## BEGIN GIVEN RECORDS

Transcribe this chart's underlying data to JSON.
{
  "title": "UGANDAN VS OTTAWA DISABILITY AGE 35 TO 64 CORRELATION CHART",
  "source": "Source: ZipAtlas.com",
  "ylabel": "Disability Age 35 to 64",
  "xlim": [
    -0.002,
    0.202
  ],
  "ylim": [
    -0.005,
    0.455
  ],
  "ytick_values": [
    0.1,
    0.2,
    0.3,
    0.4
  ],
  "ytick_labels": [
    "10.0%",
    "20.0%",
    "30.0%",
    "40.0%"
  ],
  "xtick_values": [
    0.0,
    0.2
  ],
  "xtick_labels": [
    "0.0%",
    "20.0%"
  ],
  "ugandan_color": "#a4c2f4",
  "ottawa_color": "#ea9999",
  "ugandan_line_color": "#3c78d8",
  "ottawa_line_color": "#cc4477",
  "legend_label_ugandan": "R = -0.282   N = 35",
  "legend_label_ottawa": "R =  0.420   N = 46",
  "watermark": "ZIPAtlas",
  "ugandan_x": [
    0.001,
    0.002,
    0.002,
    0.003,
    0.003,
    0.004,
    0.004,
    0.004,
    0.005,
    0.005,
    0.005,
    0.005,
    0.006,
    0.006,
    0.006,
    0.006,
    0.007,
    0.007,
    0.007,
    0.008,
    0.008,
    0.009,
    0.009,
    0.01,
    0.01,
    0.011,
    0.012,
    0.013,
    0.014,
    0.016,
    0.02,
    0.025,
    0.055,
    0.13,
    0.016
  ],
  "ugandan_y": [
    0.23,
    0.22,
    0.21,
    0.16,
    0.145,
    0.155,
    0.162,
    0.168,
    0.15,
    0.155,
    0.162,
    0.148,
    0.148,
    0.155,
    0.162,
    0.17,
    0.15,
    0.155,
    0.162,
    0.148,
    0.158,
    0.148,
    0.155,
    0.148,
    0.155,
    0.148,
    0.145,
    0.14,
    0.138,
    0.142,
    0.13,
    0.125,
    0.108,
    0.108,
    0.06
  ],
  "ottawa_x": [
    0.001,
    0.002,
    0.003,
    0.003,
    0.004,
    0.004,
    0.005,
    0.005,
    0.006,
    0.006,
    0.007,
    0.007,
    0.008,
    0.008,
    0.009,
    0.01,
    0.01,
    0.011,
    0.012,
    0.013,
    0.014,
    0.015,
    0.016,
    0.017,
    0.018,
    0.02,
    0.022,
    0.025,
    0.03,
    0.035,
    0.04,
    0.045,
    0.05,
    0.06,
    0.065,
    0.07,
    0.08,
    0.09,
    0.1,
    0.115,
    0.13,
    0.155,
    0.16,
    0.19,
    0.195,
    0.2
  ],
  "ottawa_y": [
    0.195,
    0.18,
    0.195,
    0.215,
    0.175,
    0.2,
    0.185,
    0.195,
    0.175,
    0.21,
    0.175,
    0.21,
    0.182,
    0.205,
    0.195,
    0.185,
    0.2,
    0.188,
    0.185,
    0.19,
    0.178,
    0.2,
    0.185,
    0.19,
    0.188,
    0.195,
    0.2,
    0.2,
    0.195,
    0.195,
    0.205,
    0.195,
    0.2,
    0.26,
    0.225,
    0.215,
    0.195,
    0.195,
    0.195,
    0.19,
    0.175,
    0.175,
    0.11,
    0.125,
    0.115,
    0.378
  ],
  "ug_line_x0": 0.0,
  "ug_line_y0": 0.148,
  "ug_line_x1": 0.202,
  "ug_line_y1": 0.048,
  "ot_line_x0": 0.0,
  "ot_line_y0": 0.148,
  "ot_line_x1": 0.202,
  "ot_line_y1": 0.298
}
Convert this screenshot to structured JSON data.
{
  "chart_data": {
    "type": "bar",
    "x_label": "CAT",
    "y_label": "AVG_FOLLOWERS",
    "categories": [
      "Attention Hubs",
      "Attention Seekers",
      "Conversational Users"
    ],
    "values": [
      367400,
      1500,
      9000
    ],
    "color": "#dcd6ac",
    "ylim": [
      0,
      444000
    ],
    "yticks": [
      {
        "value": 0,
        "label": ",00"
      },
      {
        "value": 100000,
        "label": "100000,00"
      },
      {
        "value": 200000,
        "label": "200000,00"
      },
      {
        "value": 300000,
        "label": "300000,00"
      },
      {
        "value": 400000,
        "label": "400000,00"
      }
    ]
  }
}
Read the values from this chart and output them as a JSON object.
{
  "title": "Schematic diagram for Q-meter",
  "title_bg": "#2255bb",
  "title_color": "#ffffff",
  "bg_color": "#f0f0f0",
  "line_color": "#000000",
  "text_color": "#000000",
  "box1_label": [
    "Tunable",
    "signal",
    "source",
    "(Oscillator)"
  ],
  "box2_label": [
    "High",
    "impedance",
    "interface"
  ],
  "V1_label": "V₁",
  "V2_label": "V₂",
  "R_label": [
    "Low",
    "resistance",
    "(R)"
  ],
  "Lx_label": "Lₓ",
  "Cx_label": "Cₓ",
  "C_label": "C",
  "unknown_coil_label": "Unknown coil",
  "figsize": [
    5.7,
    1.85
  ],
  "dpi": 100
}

## END GIVEN RECORDS

REQUEST: Type the material above out again, exactly.

TASK ANSWER:
Transcribe this chart's underlying data to JSON.
{
  "title": "UGANDAN VS OTTAWA DISABILITY AGE 35 TO 64 CORRELATION CHART",
  "source": "Source: ZipAtlas.com",
  "ylabel": "Disability Age 35 to 64",
  "xlim": [
    -0.002,
    0.202
  ],
  "ylim": [
    -0.005,
    0.455
  ],
  "ytick_values": [
    0.1,
    0.2,
    0.3,
    0.4
  ],
  "ytick_labels": [
    "10.0%",
    "20.0%",
    "30.0%",
    "40.0%"
  ],
  "xtick_values": [
    0.0,
    0.2
  ],
  "xtick_labels": [
    "0.0%",
    "20.0%"
  ],
  "ugandan_color": "#a4c2f4",
  "ottawa_color": "#ea9999",
  "ugandan_line_color": "#3c78d8",
  "ottawa_line_color": "#cc4477",
  "legend_label_ugandan": "R = -0.282   N = 35",
  "legend_label_ottawa": "R =  0.420   N = 46",
  "watermark": "ZIPAtlas",
  "ugandan_x": [
    0.001,
    0.002,
    0.002,
    0.003,
    0.003,
    0.004,
    0.004,
    0.004,
    0.005,
    0.005,
    0.005,
    0.005,
    0.006,
    0.006,
    0.006,
    0.006,
    0.007,
    0.007,
    0.007,
    0.008,
    0.008,
    0.009,
    0.009,
    0.01,
    0.01,
    0.011,
    0.012,
    0.013,
    0.014,
    0.016,
    0.02,
    0.025,
    0.055,
    0.13,
    0.016
  ],
  "ugandan_y": [
    0.23,
    0.22,
    0.21,
    0.16,
    0.145,
    0.155,
    0.162,
    0.168,
    0.15,
    0.155,
    0.162,
    0.148,
    0.148,
    0.155,
    0.162,
    0.17,
    0.15,
    0.155,
    0.162,
    0.148,
    0.158,
    0.148,
    0.155,
    0.148,
    0.155,
    0.148,
    0.145,
    0.14,
    0.138,
    0.142,
    0.13,
    0.125,
    0.108,
    0.108,
    0.06
  ],
  "ottawa_x": [
    0.001,
    0.002,
    0.003,
    0.003,
    0.004,
    0.004,
    0.005,
    0.005,
    0.006,
    0.006,
    0.007,
    0.007,
    0.008,
    0.008,
    0.009,
    0.01,
    0.01,
    0.011,
    0.012,
    0.013,
    0.014,
    0.015,
    0.016,
    0.017,
    0.018,
    0.02,
    0.022,
    0.025,
    0.03,
    0.035,
    0.04,
    0.045,
    0.05,
    0.06,
    0.065,
    0.07,
    0.08,
    0.09,
    0.1,
    0.115,
    0.13,
    0.155,
    0.16,
    0.19,
    0.195,
    0.2
  ],
  "ottawa_y": [
    0.195,
    0.18,
    0.195,
    0.215,
    0.175,
    0.2,
    0.185,
    0.195,
    0.175,
    0.21,
    0.175,
    0.21,
    0.182,
    0.205,
    0.195,
    0.185,
    0.2,
    0.188,
    0.185,
    0.19,
    0.178,
    0.2,
    0.185,
    0.19,
    0.188,
    0.195,
    0.2,
    0.2,
    0.195,
    0.195,
    0.205,
    0.195,
    0.2,
    0.26,
    0.225,
    0.215,
    0.195,
    0.195,
    0.195,
    0.19,
    0.175,
    0.175,
    0.11,
    0.125,
    0.115,
    0.378
  ],
  "ug_line_x0": 0.0,
  "ug_line_y0": 0.148,
  "ug_line_x1": 0.202,
  "ug_line_y1": 0.048,
  "ot_line_x0": 0.0,
  "ot_line_y0": 0.148,
  "ot_line_x1": 0.202,
  "ot_line_y1": 0.298
}
Convert this screenshot to structured JSON data.
{
  "chart_data": {
    "type": "bar",
    "x_label": "CAT",
    "y_label": "AVG_FOLLOWERS",
    "categories": [
      "Attention Hubs",
      "Attention Seekers",
      "Conversational Users"
    ],
    "values": [
      367400,
      1500,
      9000
    ],
    "color": "#dcd6ac",
    "ylim": [
      0,
      444000
    ],
    "yticks": [
      {
        "value": 0,
        "label": ",00"
      },
      {
        "value": 100000,
        "label": "100000,00"
      },
      {
        "value": 200000,
        "label": "200000,00"
      },
      {
        "value": 300000,
        "label": "300000,00"
      },
      {
        "value": 400000,
        "label": "400000,00"
      }
    ]
  }
}
Read the values from this chart and output them as a JSON object.
{
  "title": "Schematic diagram for Q-meter",
  "title_bg": "#2255bb",
  "title_color": "#ffffff",
  "bg_color": "#f0f0f0",
  "line_color": "#000000",
  "text_color": "#000000",
  "box1_label": [
    "Tunable",
    "signal",
    "source",
    "(Oscillator)"
  ],
  "box2_label": [
    "High",
    "impedance",
    "interface"
  ],
  "V1_label": "V₁",
  "V2_label": "V₂",
  "R_label": [
    "Low",
    "resistance",
    "(R)"
  ],
  "Lx_label": "Lₓ",
  "Cx_label": "Cₓ",
  "C_label": "C",
  "unknown_coil_label": "Unknown coil",
  "figsize": [
    5.7,
    1.85
  ],
  "dpi": 100
}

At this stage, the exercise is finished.